## Begin Selected text

The U.S. leads the world in oil and gas production. Twenty years ago a barrel of oil was under $20. Ten years ago it was over $140. Today it is $45 to $60. How do you prosper with this kind of price volatility in a super capital-intensive industry? You turn to the cloud – a lesson for us all.

Many of us have heard how America went from a beggar in the oil market to the king of the hill, with significant global, political implications. We did it with technology. Fracking became the buzzword of U.S. oil and gas. American production just kept increasing and increasing. But the Arabs struck back by flooding the market with its oil in an attempt to drive down prices to points below the American production costs.

Unforeseen by those in the middle east would be the U.S. industry’s response to drive down its production costs and increase per well output through digital technology. Here is where the cloud came in and ironically, the oil price rise and then crash in 2014 was the trigger. Traditionally, Oil and Gas – like most engineering based, capital-intensive industries have been very conservative towards adopting new technologies. Fracking itself is a good illustration. Let’s take a look.

Most folks don’t realize that fracking is over 150 years old and was invented right after the American Civil War in November 1866.  Used occasionally on certain wells, modern fracking, as we know it didn’t advance until 1947. Floyd Farris of Stanolind Oil and Gas began a study where 1,000 gallons of gelled gasoline and sand were injected into a gas producing limestone formation. The results were not great but in 1949 Halliburton met with more success and by the 1960’s fracking was used commercially.

By the 1970’s fracking’s widespread use even garnered the attention of President Gerald Ford. In his 1975 state of the union address, President Ford promoted the development of shale oil resources, as part of his overall energy plan, as a means of reducing foreign oil imports. The last needed innovation came in the 1990’s when George P. Mitchell created a new technique, which took hydraulic fracturing, and combined it with horizontal drilling. Still, it did not gain widespread traction until the 2012.

## End Selected text
## Begin Dataset extract

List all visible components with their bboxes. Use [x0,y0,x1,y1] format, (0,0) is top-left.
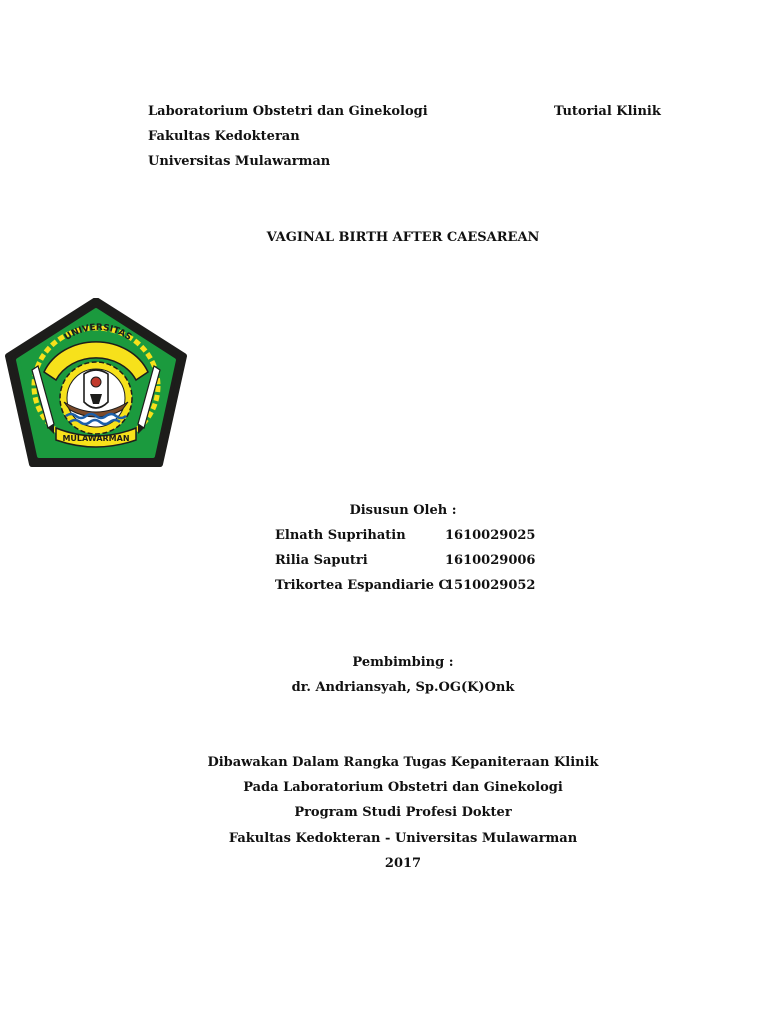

## End Dataset extract

Problem to solve | In the text on U.S. oil and gas, who combined hydraulic fracturing with horizontal drilling in the 1990s? Answer from the text alone, not from the data.

Answer in full | George P. Mitchell